--- BEGIN ---
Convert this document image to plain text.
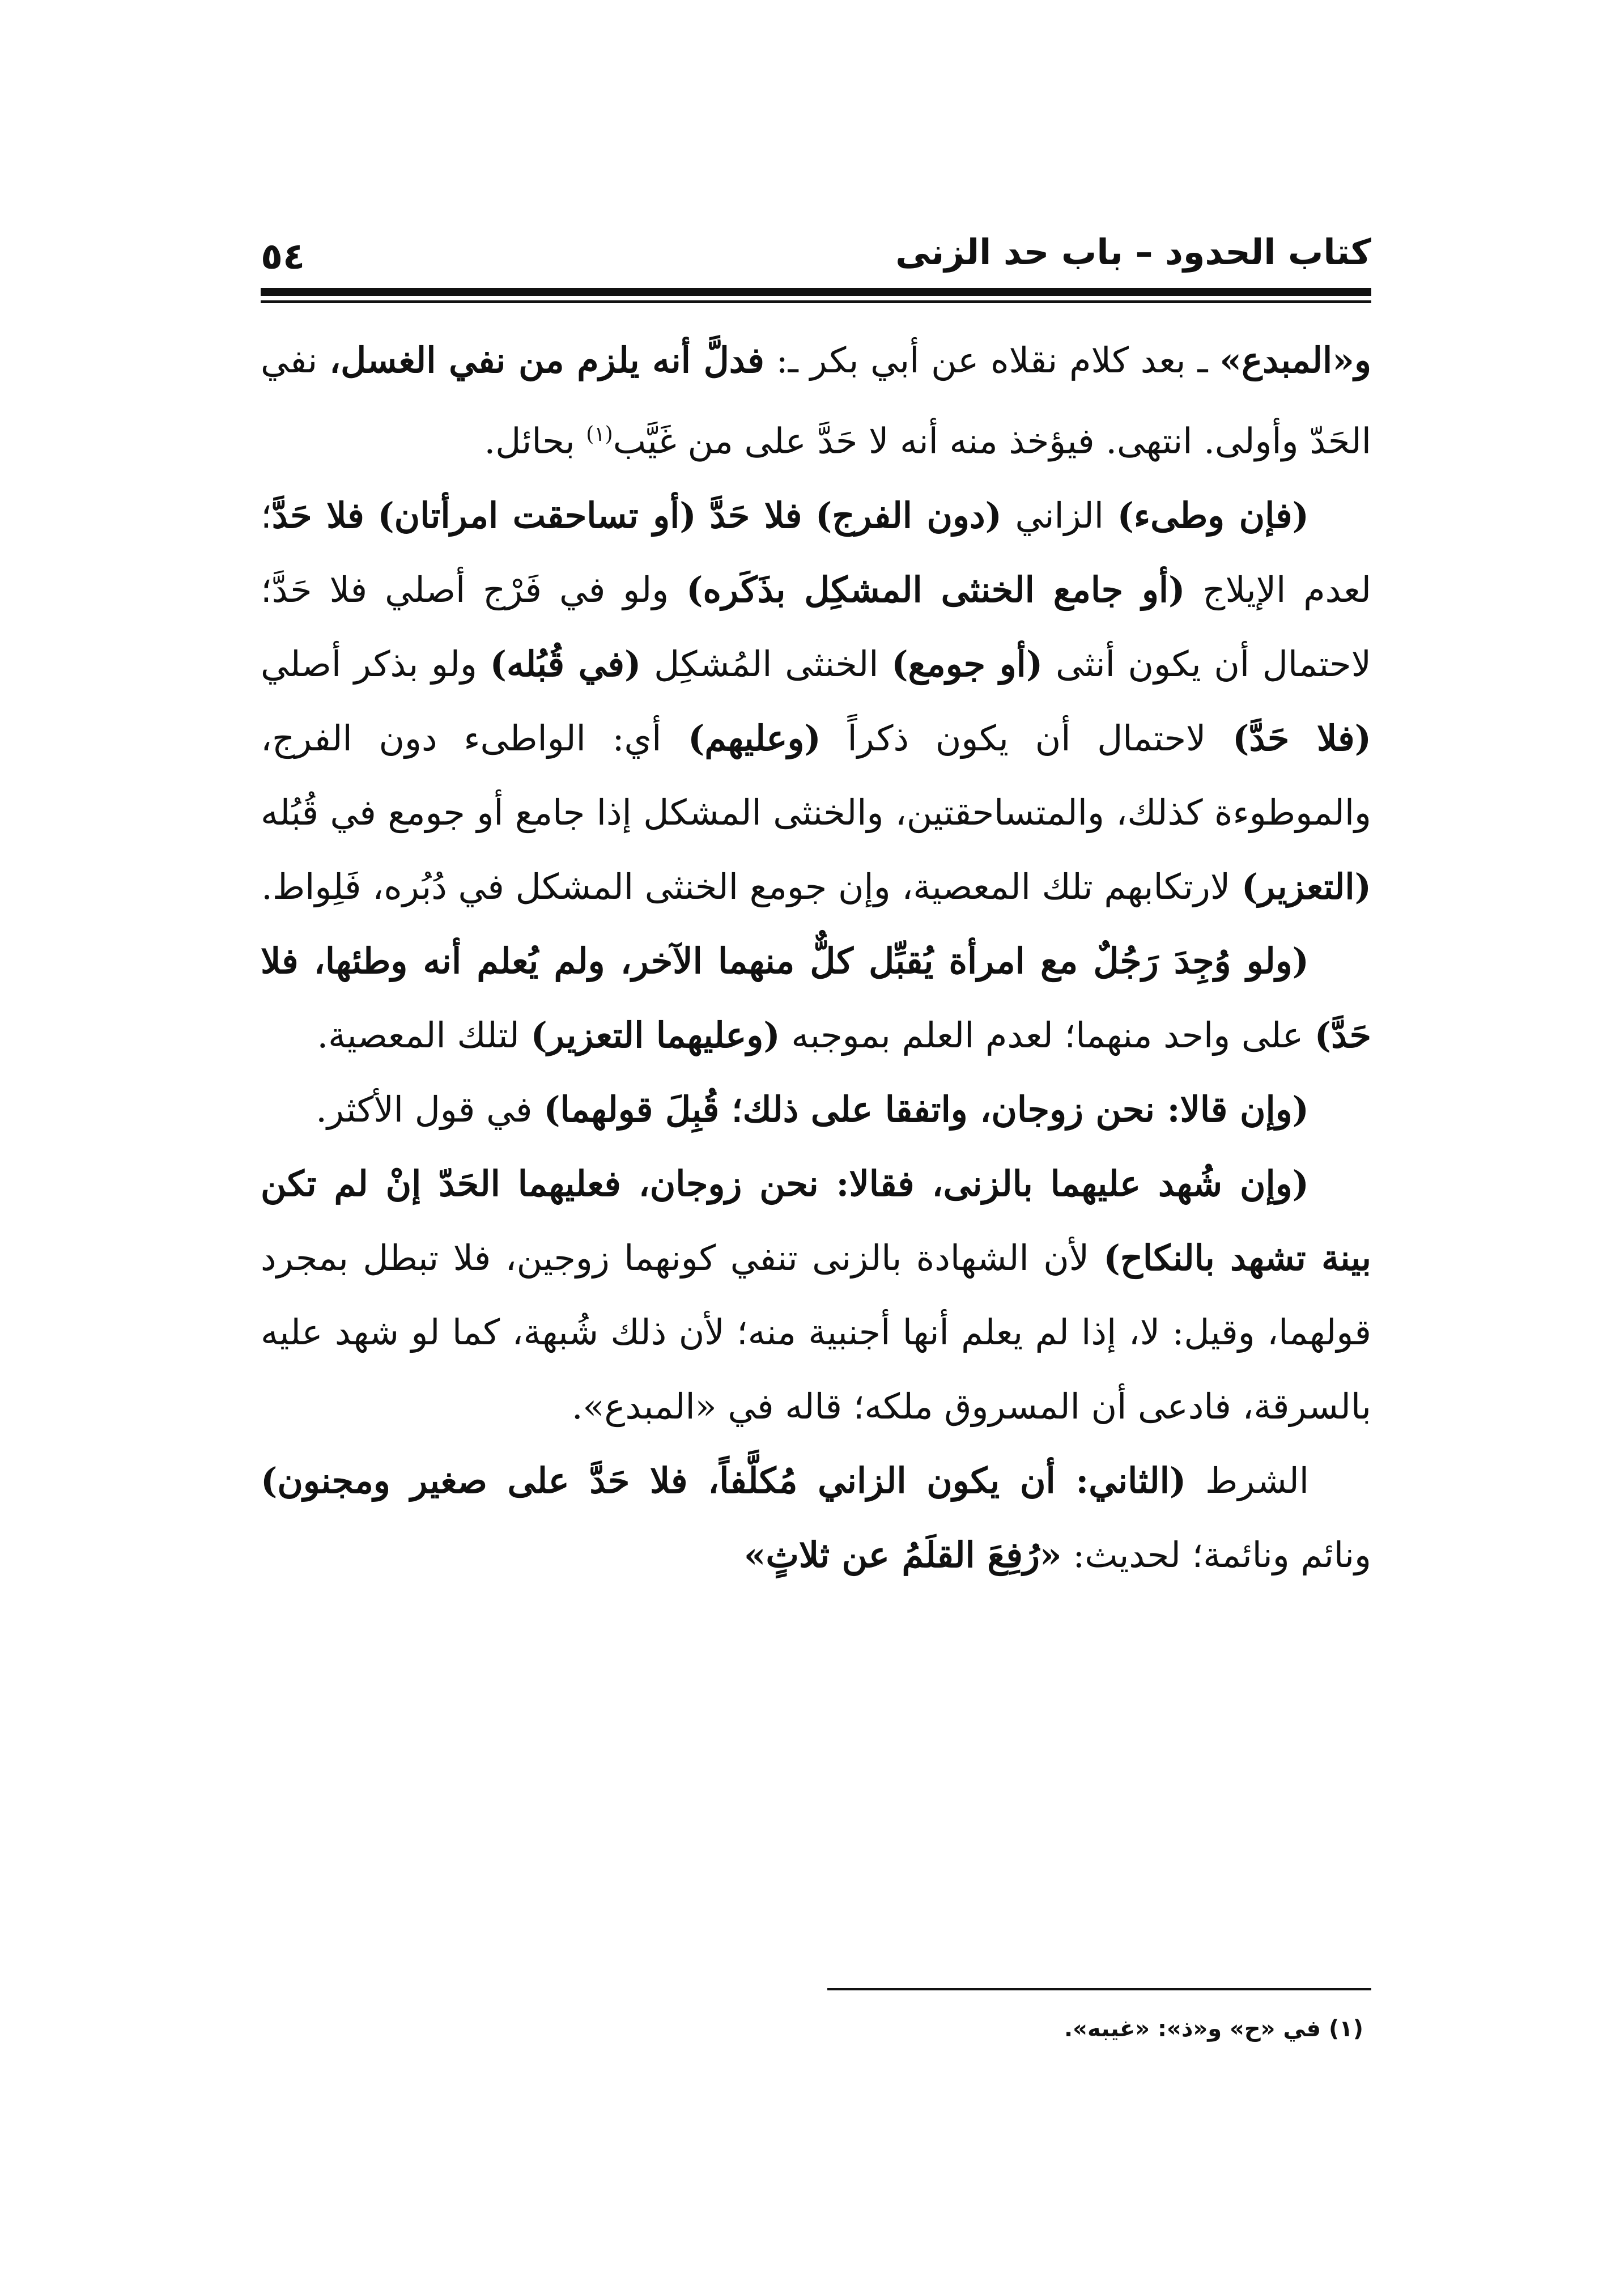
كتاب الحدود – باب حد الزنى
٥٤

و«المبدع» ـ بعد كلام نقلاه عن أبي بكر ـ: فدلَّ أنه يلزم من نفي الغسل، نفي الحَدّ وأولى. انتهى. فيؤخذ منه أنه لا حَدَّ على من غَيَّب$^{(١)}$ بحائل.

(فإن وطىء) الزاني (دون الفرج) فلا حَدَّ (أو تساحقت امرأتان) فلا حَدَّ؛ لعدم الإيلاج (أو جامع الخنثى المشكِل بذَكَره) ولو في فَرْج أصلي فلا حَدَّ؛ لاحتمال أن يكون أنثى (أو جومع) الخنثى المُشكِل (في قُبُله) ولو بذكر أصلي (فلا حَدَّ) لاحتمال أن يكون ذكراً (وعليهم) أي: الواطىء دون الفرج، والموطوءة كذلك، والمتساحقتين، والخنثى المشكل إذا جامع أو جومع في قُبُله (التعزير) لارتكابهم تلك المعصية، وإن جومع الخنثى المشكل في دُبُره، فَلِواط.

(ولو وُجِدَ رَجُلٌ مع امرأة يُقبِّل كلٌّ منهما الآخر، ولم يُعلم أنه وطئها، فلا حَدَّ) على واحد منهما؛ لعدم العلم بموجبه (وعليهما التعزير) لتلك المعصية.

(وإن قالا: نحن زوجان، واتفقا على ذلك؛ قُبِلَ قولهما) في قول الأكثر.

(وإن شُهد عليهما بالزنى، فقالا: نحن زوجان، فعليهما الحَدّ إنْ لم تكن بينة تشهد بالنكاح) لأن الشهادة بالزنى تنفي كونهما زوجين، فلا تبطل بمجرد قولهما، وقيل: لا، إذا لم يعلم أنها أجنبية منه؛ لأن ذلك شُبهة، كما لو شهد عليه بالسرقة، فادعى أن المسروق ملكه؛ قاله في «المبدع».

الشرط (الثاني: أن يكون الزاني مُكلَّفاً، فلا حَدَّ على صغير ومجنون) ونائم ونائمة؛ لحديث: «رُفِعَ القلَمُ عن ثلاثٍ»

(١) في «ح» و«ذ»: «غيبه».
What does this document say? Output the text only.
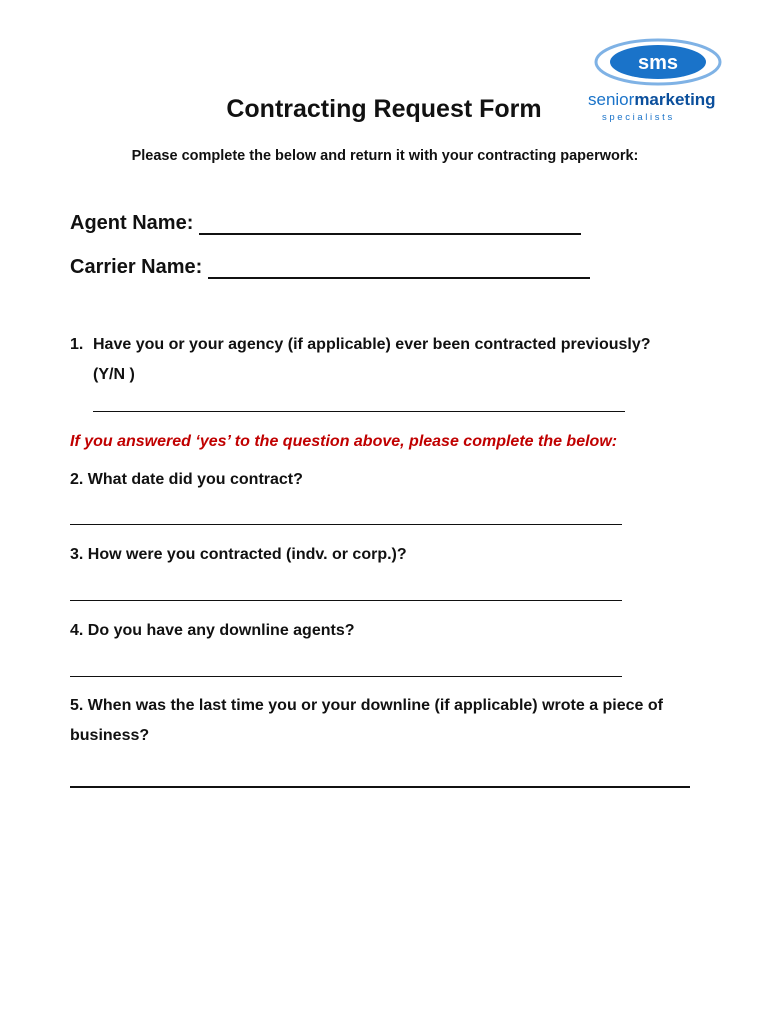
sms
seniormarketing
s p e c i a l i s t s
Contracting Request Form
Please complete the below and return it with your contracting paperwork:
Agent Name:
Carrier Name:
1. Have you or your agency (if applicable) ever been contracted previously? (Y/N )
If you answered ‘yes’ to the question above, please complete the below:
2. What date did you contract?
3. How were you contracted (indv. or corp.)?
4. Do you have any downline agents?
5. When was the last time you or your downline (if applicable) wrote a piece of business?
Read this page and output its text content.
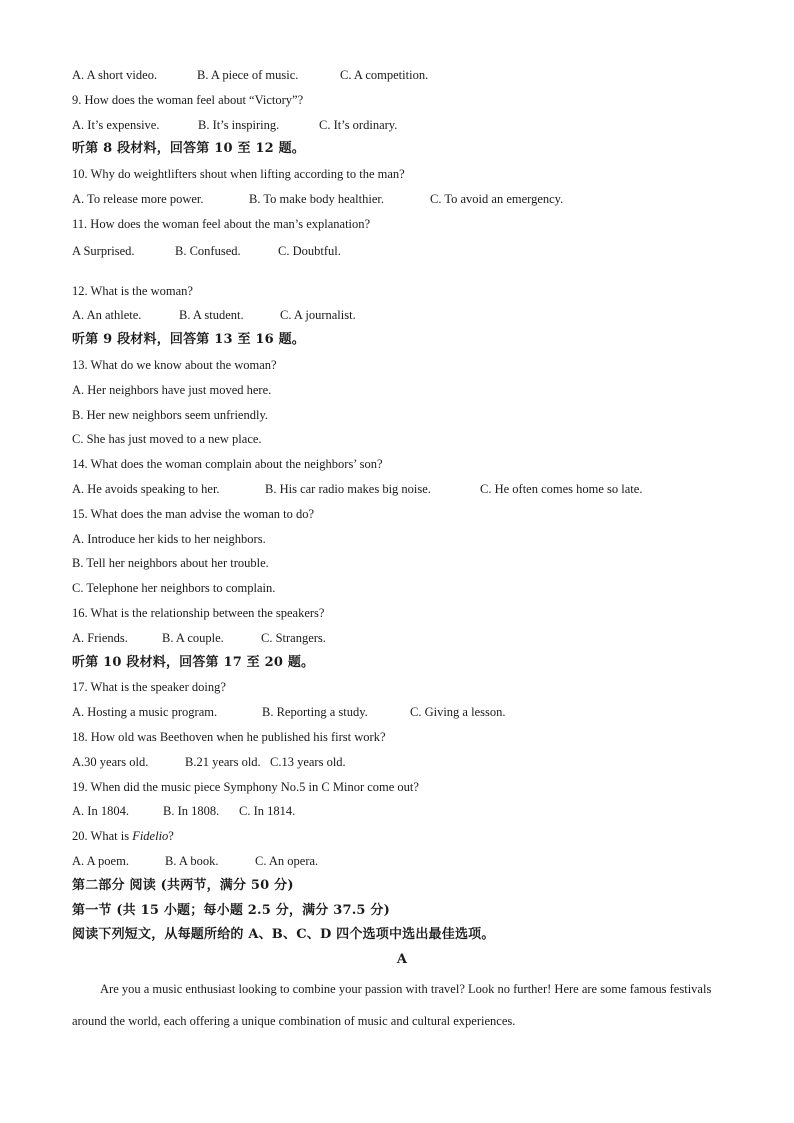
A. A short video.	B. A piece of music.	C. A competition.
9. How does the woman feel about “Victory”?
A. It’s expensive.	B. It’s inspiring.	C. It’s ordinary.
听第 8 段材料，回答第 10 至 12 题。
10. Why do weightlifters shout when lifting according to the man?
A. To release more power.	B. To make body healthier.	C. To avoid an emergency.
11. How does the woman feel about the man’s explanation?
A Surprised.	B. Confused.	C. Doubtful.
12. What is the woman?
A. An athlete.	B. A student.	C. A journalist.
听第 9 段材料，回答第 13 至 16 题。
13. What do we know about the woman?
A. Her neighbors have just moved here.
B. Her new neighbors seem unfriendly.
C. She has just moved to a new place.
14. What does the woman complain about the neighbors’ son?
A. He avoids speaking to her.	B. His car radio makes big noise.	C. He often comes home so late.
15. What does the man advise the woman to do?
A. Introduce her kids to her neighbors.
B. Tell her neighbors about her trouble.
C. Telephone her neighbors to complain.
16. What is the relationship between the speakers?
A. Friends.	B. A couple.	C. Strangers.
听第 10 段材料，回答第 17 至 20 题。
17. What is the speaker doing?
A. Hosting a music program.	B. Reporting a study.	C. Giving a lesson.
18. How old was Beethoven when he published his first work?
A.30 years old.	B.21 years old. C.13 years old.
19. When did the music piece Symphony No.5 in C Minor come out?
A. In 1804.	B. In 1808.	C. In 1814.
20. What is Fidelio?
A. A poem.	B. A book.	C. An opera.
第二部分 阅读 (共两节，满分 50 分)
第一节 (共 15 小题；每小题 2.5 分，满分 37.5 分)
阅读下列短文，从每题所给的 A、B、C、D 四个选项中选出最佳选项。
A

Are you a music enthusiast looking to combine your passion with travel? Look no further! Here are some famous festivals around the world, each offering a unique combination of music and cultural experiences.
--- END ---
Exercise details
Quote every line word for word and keep the images out of the copy.

Output of the exercise
Convert this document image to plain text.
كتاب الحدود – باب حد الزنى
٥٤

و«المبدع» ـ بعد كلام نقلاه عن أبي بكر ـ: فدلَّ أنه يلزم من نفي الغسل، نفي الحَدّ وأولى. انتهى. فيؤخذ منه أنه لا حَدَّ على من غَيَّب$^{(١)}$ بحائل.

(فإن وطىء) الزاني (دون الفرج) فلا حَدَّ (أو تساحقت امرأتان) فلا حَدَّ؛ لعدم الإيلاج (أو جامع الخنثى المشكِل بذَكَره) ولو في فَرْج أصلي فلا حَدَّ؛ لاحتمال أن يكون أنثى (أو جومع) الخنثى المُشكِل (في قُبُله) ولو بذكر أصلي (فلا حَدَّ) لاحتمال أن يكون ذكراً (وعليهم) أي: الواطىء دون الفرج، والموطوءة كذلك، والمتساحقتين، والخنثى المشكل إذا جامع أو جومع في قُبُله (التعزير) لارتكابهم تلك المعصية، وإن جومع الخنثى المشكل في دُبُره، فَلِواط.

(ولو وُجِدَ رَجُلٌ مع امرأة يُقبِّل كلٌّ منهما الآخر، ولم يُعلم أنه وطئها، فلا حَدَّ) على واحد منهما؛ لعدم العلم بموجبه (وعليهما التعزير) لتلك المعصية.

(وإن قالا: نحن زوجان، واتفقا على ذلك؛ قُبِلَ قولهما) في قول الأكثر.

(وإن شُهد عليهما بالزنى، فقالا: نحن زوجان، فعليهما الحَدّ إنْ لم تكن بينة تشهد بالنكاح) لأن الشهادة بالزنى تنفي كونهما زوجين، فلا تبطل بمجرد قولهما، وقيل: لا، إذا لم يعلم أنها أجنبية منه؛ لأن ذلك شُبهة، كما لو شهد عليه بالسرقة، فادعى أن المسروق ملكه؛ قاله في «المبدع».

الشرط (الثاني: أن يكون الزاني مُكلَّفاً، فلا حَدَّ على صغير ومجنون) ونائم ونائمة؛ لحديث: «رُفِعَ القلَمُ عن ثلاثٍ»

(١) في «ح» و«ذ»: «غيبه».
What does this document say? Output the text only.
sms
seniormarketing
s p e c i a l i s t s
Contracting Request Form
Please complete the below and return it with your contracting paperwork:
Agent Name:
Carrier Name:
1. Have you or your agency (if applicable) ever been contracted previously? (Y/N )
If you answered ‘yes’ to the question above, please complete the below:
2. What date did you contract?
3. How were you contracted (indv. or corp.)?
4. Do you have any downline agents?
5. When was the last time you or your downline (if applicable) wrote a piece of business?
Read this page and output its text content.
A. A short video.	B. A piece of music.	C. A competition.
9. How does the woman feel about “Victory”?
A. It’s expensive.	B. It’s inspiring.	C. It’s ordinary.
听第 8 段材料，回答第 10 至 12 题。
10. Why do weightlifters shout when lifting according to the man?
A. To release more power.	B. To make body healthier.	C. To avoid an emergency.
11. How does the woman feel about the man’s explanation?
A Surprised.	B. Confused.	C. Doubtful.
12. What is the woman?
A. An athlete.	B. A student.	C. A journalist.
听第 9 段材料，回答第 13 至 16 题。
13. What do we know about the woman?
A. Her neighbors have just moved here.
B. Her new neighbors seem unfriendly.
C. She has just moved to a new place.
14. What does the woman complain about the neighbors’ son?
A. He avoids speaking to her.	B. His car radio makes big noise.	C. He often comes home so late.
15. What does the man advise the woman to do?
A. Introduce her kids to her neighbors.
B. Tell her neighbors about her trouble.
C. Telephone her neighbors to complain.
16. What is the relationship between the speakers?
A. Friends.	B. A couple.	C. Strangers.
听第 10 段材料，回答第 17 至 20 题。
17. What is the speaker doing?
A. Hosting a music program.	B. Reporting a study.	C. Giving a lesson.
18. How old was Beethoven when he published his first work?
A.30 years old.	B.21 years old. C.13 years old.
19. When did the music piece Symphony No.5 in C Minor come out?
A. In 1804.	B. In 1808.	C. In 1814.
20. What is Fidelio?
A. A poem.	B. A book.	C. An opera.
第二部分 阅读 (共两节，满分 50 分)
第一节 (共 15 小题；每小题 2.5 分，满分 37.5 分)
阅读下列短文，从每题所给的 A、B、C、D 四个选项中选出最佳选项。
A

Are you a music enthusiast looking to combine your passion with travel? Look no further! Here are some famous festivals around the world, each offering a unique combination of music and cultural experiences.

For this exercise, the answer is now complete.